» Exercise prompt:
Pull each line containing "that" out of the data and copy it.

○ ○ ○ ○ ○

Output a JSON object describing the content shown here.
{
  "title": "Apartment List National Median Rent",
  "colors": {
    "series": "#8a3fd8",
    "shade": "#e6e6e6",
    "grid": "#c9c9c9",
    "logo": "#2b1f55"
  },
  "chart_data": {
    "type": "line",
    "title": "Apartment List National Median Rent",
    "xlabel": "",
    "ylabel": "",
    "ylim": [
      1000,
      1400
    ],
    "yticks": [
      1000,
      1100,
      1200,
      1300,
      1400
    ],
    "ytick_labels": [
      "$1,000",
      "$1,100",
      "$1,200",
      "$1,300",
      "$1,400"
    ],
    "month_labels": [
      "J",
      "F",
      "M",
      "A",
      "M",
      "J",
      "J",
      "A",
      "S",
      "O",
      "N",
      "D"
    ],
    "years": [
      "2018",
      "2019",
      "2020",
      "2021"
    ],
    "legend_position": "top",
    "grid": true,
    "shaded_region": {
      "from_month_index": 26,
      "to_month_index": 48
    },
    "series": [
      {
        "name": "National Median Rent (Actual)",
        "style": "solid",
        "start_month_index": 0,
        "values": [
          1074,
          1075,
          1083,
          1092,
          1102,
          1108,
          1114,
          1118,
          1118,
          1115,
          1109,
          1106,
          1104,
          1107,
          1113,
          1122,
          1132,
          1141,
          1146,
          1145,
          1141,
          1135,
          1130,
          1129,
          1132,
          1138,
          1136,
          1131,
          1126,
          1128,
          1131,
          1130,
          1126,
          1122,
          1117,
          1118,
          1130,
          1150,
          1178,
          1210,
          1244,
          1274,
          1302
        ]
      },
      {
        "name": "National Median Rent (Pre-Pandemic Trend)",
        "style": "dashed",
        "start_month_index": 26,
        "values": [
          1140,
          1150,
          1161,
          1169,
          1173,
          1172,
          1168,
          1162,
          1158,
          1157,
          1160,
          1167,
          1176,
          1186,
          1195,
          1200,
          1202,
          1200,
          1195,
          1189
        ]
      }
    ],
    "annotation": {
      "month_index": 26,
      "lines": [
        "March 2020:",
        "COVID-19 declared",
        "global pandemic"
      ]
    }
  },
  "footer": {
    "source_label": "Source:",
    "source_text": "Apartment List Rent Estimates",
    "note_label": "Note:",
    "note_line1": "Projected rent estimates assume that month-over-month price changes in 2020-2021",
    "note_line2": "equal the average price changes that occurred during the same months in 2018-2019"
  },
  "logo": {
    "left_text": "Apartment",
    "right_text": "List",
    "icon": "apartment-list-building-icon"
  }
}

○ ○ ○ ○ ○

» Reply to the task:
    "note_line1": "Projected rent estimates assume that month-over-month price changes in 2020-2021",
    "note_line2": "equal the average price changes that occurred during the same months in 2018-2019"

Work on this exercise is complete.